What to work on – Search the records for the word "立警为公" and pick out every line that has it.
+---+
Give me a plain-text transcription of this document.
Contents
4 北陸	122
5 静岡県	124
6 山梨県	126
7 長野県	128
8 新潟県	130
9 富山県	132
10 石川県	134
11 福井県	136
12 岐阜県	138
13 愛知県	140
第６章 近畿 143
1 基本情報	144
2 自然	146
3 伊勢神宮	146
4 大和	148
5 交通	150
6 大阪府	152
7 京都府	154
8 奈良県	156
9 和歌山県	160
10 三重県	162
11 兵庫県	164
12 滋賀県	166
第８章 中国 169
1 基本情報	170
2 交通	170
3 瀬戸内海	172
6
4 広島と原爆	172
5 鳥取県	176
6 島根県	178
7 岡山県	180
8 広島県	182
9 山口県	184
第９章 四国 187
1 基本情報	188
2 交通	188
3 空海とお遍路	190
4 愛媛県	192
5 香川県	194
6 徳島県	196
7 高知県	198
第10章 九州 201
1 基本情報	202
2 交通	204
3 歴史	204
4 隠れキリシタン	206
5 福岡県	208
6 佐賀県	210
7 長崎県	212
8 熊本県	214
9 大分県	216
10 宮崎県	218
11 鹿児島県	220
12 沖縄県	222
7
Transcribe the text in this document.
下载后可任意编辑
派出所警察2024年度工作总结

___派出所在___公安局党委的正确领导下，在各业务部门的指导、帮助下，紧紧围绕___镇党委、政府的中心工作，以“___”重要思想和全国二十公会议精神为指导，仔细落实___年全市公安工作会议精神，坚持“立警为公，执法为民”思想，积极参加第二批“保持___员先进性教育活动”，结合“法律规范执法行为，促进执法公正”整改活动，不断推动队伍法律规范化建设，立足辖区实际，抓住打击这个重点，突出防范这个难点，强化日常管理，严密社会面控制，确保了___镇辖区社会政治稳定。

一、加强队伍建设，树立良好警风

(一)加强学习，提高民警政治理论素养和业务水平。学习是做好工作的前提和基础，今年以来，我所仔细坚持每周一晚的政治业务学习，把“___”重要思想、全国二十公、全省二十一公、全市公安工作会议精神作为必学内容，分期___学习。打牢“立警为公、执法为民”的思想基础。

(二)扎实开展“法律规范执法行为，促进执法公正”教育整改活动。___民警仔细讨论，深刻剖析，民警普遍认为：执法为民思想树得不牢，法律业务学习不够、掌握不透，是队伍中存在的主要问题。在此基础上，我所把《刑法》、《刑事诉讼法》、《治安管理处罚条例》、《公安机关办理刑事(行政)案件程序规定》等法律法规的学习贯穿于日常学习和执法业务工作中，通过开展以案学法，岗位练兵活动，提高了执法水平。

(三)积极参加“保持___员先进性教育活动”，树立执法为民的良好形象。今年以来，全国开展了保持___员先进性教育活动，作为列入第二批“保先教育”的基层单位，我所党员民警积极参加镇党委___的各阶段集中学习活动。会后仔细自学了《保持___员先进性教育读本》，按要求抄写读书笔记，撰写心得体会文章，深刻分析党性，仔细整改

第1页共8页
+---+
Result of this task –
___派出所在___公安局党委的正确领导下，在各业务部门的指导、帮助下，紧紧围绕___镇党委、政府的中心工作，以“___”重要思想和全国二十公会议精神为指导，仔细落实___年全市公安工作会议精神，坚持“立警为公，执法为民”思想，积极参加第二批“保持___员先进性教育活动”，结合“法律规范执法行为，促进执法公正”整改活动，不断推动队伍法律规范化建设，立足辖区实际，抓住打击这个重点，突出防范这个难点，强化日常管理，严密社会面控制，确保了___镇辖区社会政治稳定。
(一)加强学习，提高民警政治理论素养和业务水平。学习是做好工作的前提和基础，今年以来，我所仔细坚持每周一晚的政治业务学习，把“___”重要思想、全国二十公、全省二十一公、全市公安工作会议精神作为必学内容，分期___学习。打牢“立警为公、执法为民”的思想基础。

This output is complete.